Istruzione a: Disponi in un elenco numerato, senza righe vuote, solo queste righe dei dati estratti: parti dalla riga che contiene "y-tick-label: 60 — [222, 0, 279, 62]" e fermati dopo quella che contiene "axis-ticks: 0 0.5".

Blocco di testo:
Vik, Moreno e gli altri: onore ai martiri di un'utopia

Vittorio Arrigoni

"La pace è per il mondo quello che il lievito è per la pasta"
Talmud
Hanno ucciso Vik, Vittorio Arrigoni, 36 anni, il cooperatore della provincia di Lecco rapito ieri a Gaza City da un commando ultraestremista salafita. L'hanno ucciso come un agnello sacrificale in una guerra fratricida, hanno ucciso proprio lui che sognava una striscia di Gaza libera, lui che sulla sua pagina di Facebook esortava: "restiamo umani". Lui che, reporter e blogger  per dovere di testimonianza, scriveva: "E se ho ancora la forza di raccontare della loro fine è anche perchè voglio rendere giustizia a chi non ha più voce, forse, a chi non ha mai avuto orecchie per ascoltare".

Voci dei riquadri di delimitazione:
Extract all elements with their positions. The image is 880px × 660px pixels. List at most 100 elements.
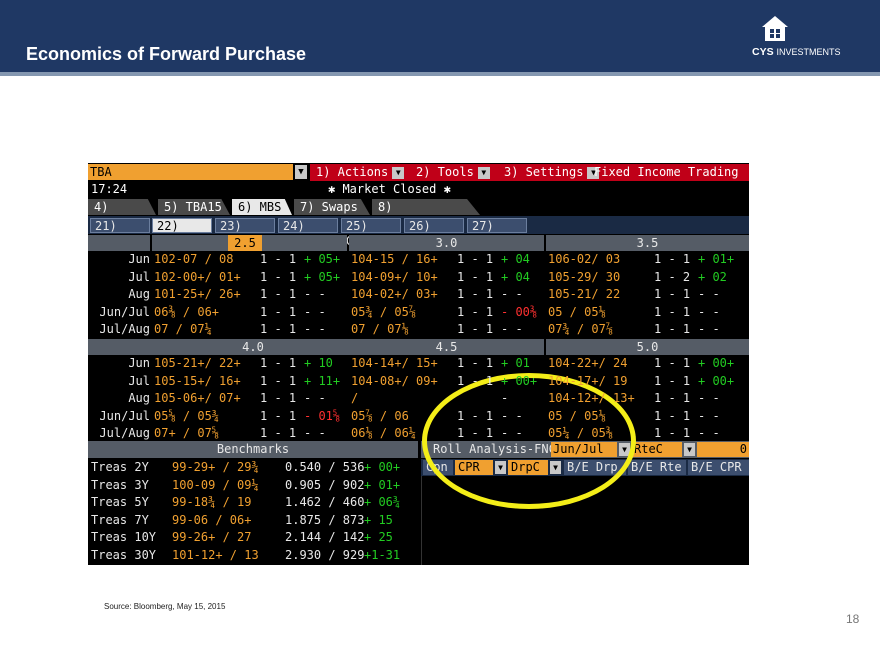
menu-fixed-income[interactable]: Fixed Income Trading [594,165,739,179]
net-change: + 11+ [304,373,341,388]
benchmark-name[interactable]: Treas 5Y [91,495,149,510]
bid-ask-price[interactable]: / [351,391,359,405]
coupon-2-5-selected[interactable]: 2.5 [228,235,262,251]
benchmark-name[interactable]: Treas 10Y [91,530,157,545]
bid-ask-price[interactable]: 07 / 07⅛ [351,322,409,336]
benchmark-name[interactable]: Treas 7Y [91,512,149,527]
menu-tools-label: 2) Tools [416,165,474,179]
benchmark-change: + 00+ [364,460,401,474]
menu-settings-label: 3) Settings [504,165,584,179]
benchmark-name[interactable]: Treas 30Y [91,548,157,562]
size: 1 - 1 [457,269,494,284]
header-band [0,0,880,72]
row-label: Jul [128,269,150,284]
size: 1 - 1 [457,287,494,301]
bid-ask-price[interactable]: 105-29/ 30 [548,269,621,284]
bid-ask-price[interactable]: 104-08+/ 09+ [351,373,438,388]
size: 1 - 1 [654,391,691,405]
bid-ask-price[interactable]: 05 / 05⅛ [548,408,606,423]
size: 1 - 1 [654,304,691,319]
benchmark-yield: 2.930 / 929 [285,548,365,562]
tab-tba30[interactable]: 4) TBA30 [88,199,156,215]
benchmark-change: + 01+ [364,477,401,492]
col-be-cpr[interactable]: B/E CPR [688,460,749,475]
bid-ask-price[interactable]: 05¼ / 05⅜ [548,426,614,440]
size: 1 - 1 [654,322,691,336]
net-change: + 01 [501,356,530,370]
bid-ask-price[interactable]: 05¾ / 05⅞ [351,304,417,319]
tab-fn15[interactable]: 22) FN15 [152,218,212,248]
benchmark-name[interactable]: Treas 2Y [91,460,149,474]
menu-tools[interactable]: 2) Tools ▼ [416,164,490,181]
bid-ask-price[interactable]: 104-17+/ 19 [548,373,628,388]
bid-ask-price[interactable]: 105-06+/ 07+ [154,391,241,405]
benchmark-price: 99-29+ / 29¾ [172,460,259,474]
bid-ask-price[interactable]: 106-02/ 03 [548,252,621,266]
net-change: - - [501,322,523,336]
bid-ask-price[interactable]: 104-02+/ 03+ [351,287,438,301]
benchmark-yield: 0.905 / 902 [285,477,365,492]
benchmark-name[interactable]: Treas 3Y [91,477,149,492]
tab-gd30[interactable]: 23) GD30 [215,218,275,248]
bid-ask-price[interactable]: 06⅛ / 06¼ [351,426,417,440]
tab-mbs[interactable]: 6) MBS [232,199,292,215]
logo-investments: INVESTMENTS [776,47,841,57]
logo-cys: CYS [752,46,774,58]
net-change: + 01+ [698,252,735,266]
col-be-rte[interactable]: B/E Rte [628,460,686,475]
size: 1 - 1 [260,391,297,405]
tab-gn30[interactable]: 25) GN30 [341,218,401,248]
bid-ask-price[interactable]: 05 / 05⅛ [548,304,606,319]
net-change: - - [304,426,326,440]
bid-ask-price[interactable]: 07 / 07¼ [154,322,212,336]
menu-settings[interactable]: 3) Settings ▼ [504,164,600,181]
bid-ask-price[interactable]: 102-07 / 08 [154,252,234,266]
tab-gn15[interactable]: 26) GN15 [404,218,464,248]
tab-gnii[interactable]: 27) GNII [467,218,527,248]
benchmark-yield: 0.540 / 536 [285,460,365,474]
tab-swaps[interactable]: 7) Swaps [294,199,370,215]
net-change: - - [304,391,326,405]
net-change: - - [698,426,720,440]
bid-ask-price[interactable]: 07+ / 07⅝ [154,426,220,440]
chevron-down-icon[interactable]: ▼ [684,443,695,456]
benchmark-yield: 1.875 / 873 [285,512,365,527]
roll-value-field[interactable]: 0 [697,442,749,457]
net-change: + 00+ [698,373,735,388]
benchmark-change: + 25 [364,530,393,545]
chevron-down-icon: ▼ [477,166,490,179]
coupon-band-5-0: 5.0 [546,339,749,355]
size: 1 - 1 [260,252,297,266]
bid-ask-price[interactable]: 104-12+/ 13+ [548,391,635,405]
size: 1 - 1 [457,426,494,440]
roll-metric-field[interactable]: RteC [632,442,682,457]
bid-ask-price[interactable]: 104-14+/ 15+ [351,356,438,370]
bid-ask-price[interactable]: 07¾ / 07⅞ [548,322,614,336]
bid-ask-price[interactable]: 105-21+/ 22+ [154,356,241,370]
menu-actions[interactable]: 1) Actions ▼ [316,164,405,181]
bid-ask-price[interactable]: 102-00+/ 01+ [154,269,241,284]
tab-fn30[interactable]: 21) FN30 [90,218,150,248]
benchmark-price: 100-09 / 09¼ [172,477,259,492]
security-dropdown-icon[interactable]: ▼ [295,165,307,179]
bid-ask-price[interactable]: 104-09+/ 10+ [351,269,438,284]
coupon-band-4-5: 4.5 [349,339,544,355]
net-change: + 04 [501,269,530,284]
highlight-circle [422,373,636,509]
net-change: - - [501,287,523,301]
bid-ask-price[interactable]: 05⅝ / 05¾ [154,408,220,423]
security-field[interactable]: TBA [88,164,293,180]
size: 1 - 1 [457,356,494,370]
tab-gd15[interactable]: 24) GD15 [278,218,338,248]
bid-ask-price[interactable]: 105-21/ 22 [548,287,621,301]
bid-ask-price[interactable]: 101-25+/ 26+ [154,287,241,301]
bid-ask-price[interactable]: 06⅜ / 06+ [154,304,220,319]
size: 1 - 1 [654,408,691,423]
size: 1 - 1 [457,304,494,319]
bid-ask-price[interactable]: 104-15 / 16+ [351,252,438,266]
bid-ask-price[interactable]: 105-15+/ 16+ [154,373,241,388]
tab-tba15[interactable]: 5) TBA15 [158,199,230,215]
bid-ask-price[interactable]: 05⅞ / 06 [351,408,409,423]
bid-ask-price[interactable]: 104-22+/ 24 [548,356,628,370]
tab-butterflies[interactable]: 8) Butterflies [372,199,480,215]
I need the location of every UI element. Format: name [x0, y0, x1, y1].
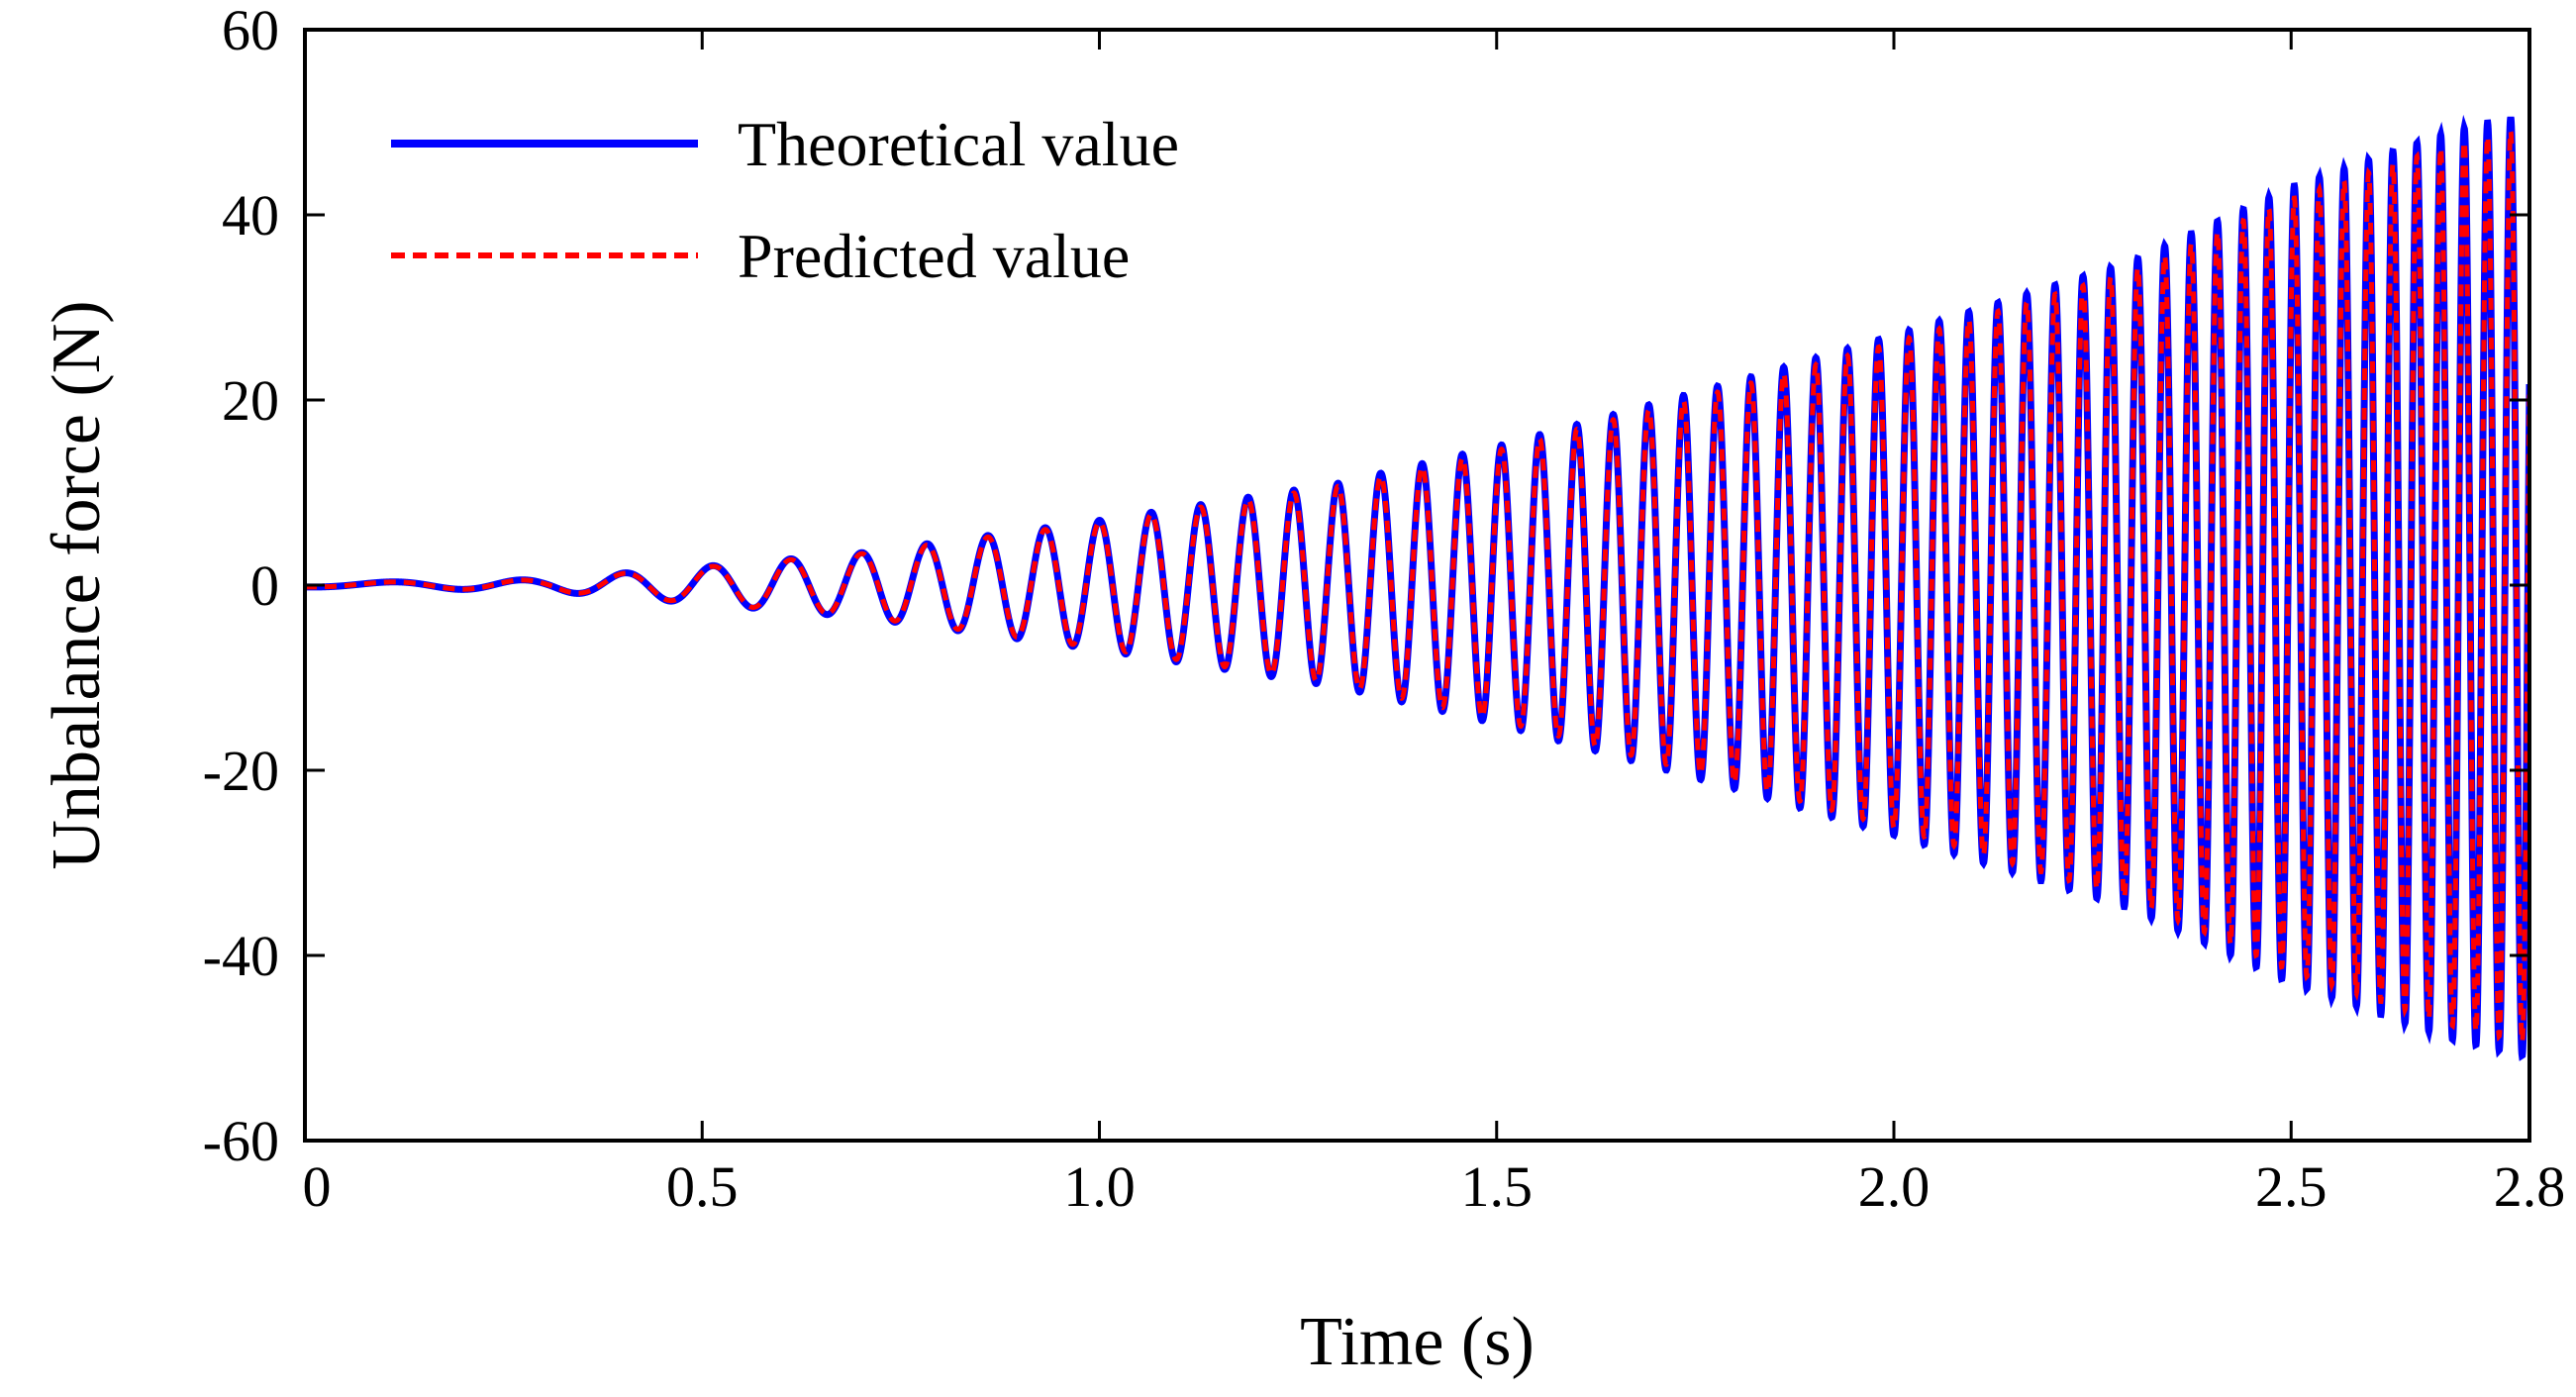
y-tick-label: 60 — [222, 0, 279, 62]
x-tick-label: 0.5 — [666, 1154, 739, 1219]
series-line-predicted — [305, 131, 2529, 1046]
legend-label-theoretical: Theoretical value — [738, 109, 1179, 179]
x-tick-label: 0 — [303, 1154, 332, 1219]
x-tick-label: 2.8 — [2494, 1154, 2566, 1219]
legend-label-predicted: Predicted value — [738, 221, 1130, 291]
y-tick-label: 20 — [222, 368, 279, 433]
x-tick-label: 1.5 — [1461, 1154, 1534, 1219]
y-axis-label: Unbalance force (N) — [39, 300, 115, 869]
plot-series-group — [305, 114, 2529, 1061]
y-tick-label: -40 — [203, 924, 279, 988]
y-tick-label: -60 — [203, 1109, 279, 1173]
x-tick-label: 2.0 — [1858, 1154, 1931, 1219]
legend: Theoretical value Predicted value — [391, 109, 1179, 291]
y-tick-label: 40 — [222, 183, 279, 248]
x-tick-label: 2.5 — [2255, 1154, 2328, 1219]
axis-ticks: 0 0.5 1.0 1.5 2.0 2.5 2.8 60 40 20 0 -20 -40 -60 — [203, 0, 2566, 1219]
x-axis-label: Time (s) — [1300, 1304, 1535, 1380]
y-tick-label: -20 — [203, 739, 279, 803]
x-tick-label: 1.0 — [1063, 1154, 1136, 1219]
y-tick-label: 0 — [250, 553, 279, 618]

Istruzione b: Riprendi il testo su Vittorio Arrigoni e proseguilo dopo l'ultima frase riportata.

Risultato a:
1. y-tick-label: 60 — [222, 0, 279, 62]
2. x-tick-label: 0.5 — [666, 1154, 739, 1219]
3. series-line-predicted — [305, 131, 2529, 1046]
4. legend-label-theoretical: Theoretical value — [738, 109, 1179, 179]
5. x-tick-label: 0 — [303, 1154, 332, 1219]
6. x-tick-label: 2.8 — [2494, 1154, 2566, 1219]
7. legend-label-predicted: Predicted value — [738, 221, 1130, 291]
8. y-tick-label: 20 — [222, 368, 279, 433]
9. x-tick-label: 1.5 — [1461, 1154, 1534, 1219]
10. y-axis-label: Unbalance force (N) — [39, 300, 115, 869]
11. plot-series-group — [305, 114, 2529, 1061]
12. y-tick-label: -40 — [203, 924, 279, 988]
13. y-tick-label: -60 — [203, 1109, 279, 1173]
14. x-tick-label: 2.0 — [1858, 1154, 1931, 1219]
15. legend: Theoretical value Predicted value — [391, 109, 1179, 291]
16. y-tick-label: 40 — [222, 183, 279, 248]
17. x-tick-label: 2.5 — [2255, 1154, 2328, 1219]
18. axis-ticks: 0 0.5 1.0 1.5 2.0 2.5 2.8 60 40 20 0 -20 -40 -60 — [203, 0, 2566, 1219]

Risultato b:
Hanno ucciso Vittorio, che amava fregiarsi di un nome di battaglia speciale: "Utopia". Utopia come il sogno di una pace durevole e di una vita dignitosa in una terra martoriata come quel lembo di terra mediorientale scomodo al mondo intero.
Vittorio Arrigoni a Gaza
Utopia come il raggio di speranza che portò al martirio il 3 ottobre del 1993 il pacifista comasco-bresciano Gabriele Moreno Locatelli, 34 anni, ucciso dai cecchini durante una marcia senza armi sul ponte di Vrbanja, il ponte dei salici di una Sarajevo in piena guerra civile.
Utopia di un mondo migliore come quella che portarono i bresciani Sergio Lana, Guido Puletti e il cremonese Fabio Moreni,  trucidati il 29 maggio 1993 dal commando paramilitare del comandante Paraga, sulla strada dei diamanti nei pressi di Gornji Vakuf, mentre, da volontari pacifisti, erano diretti a Zavidovici in Bosnia per una missione umanitaria: un progetto salvare vedove e bambini dalle atrocità del conflitto, portare aiuto e speranza.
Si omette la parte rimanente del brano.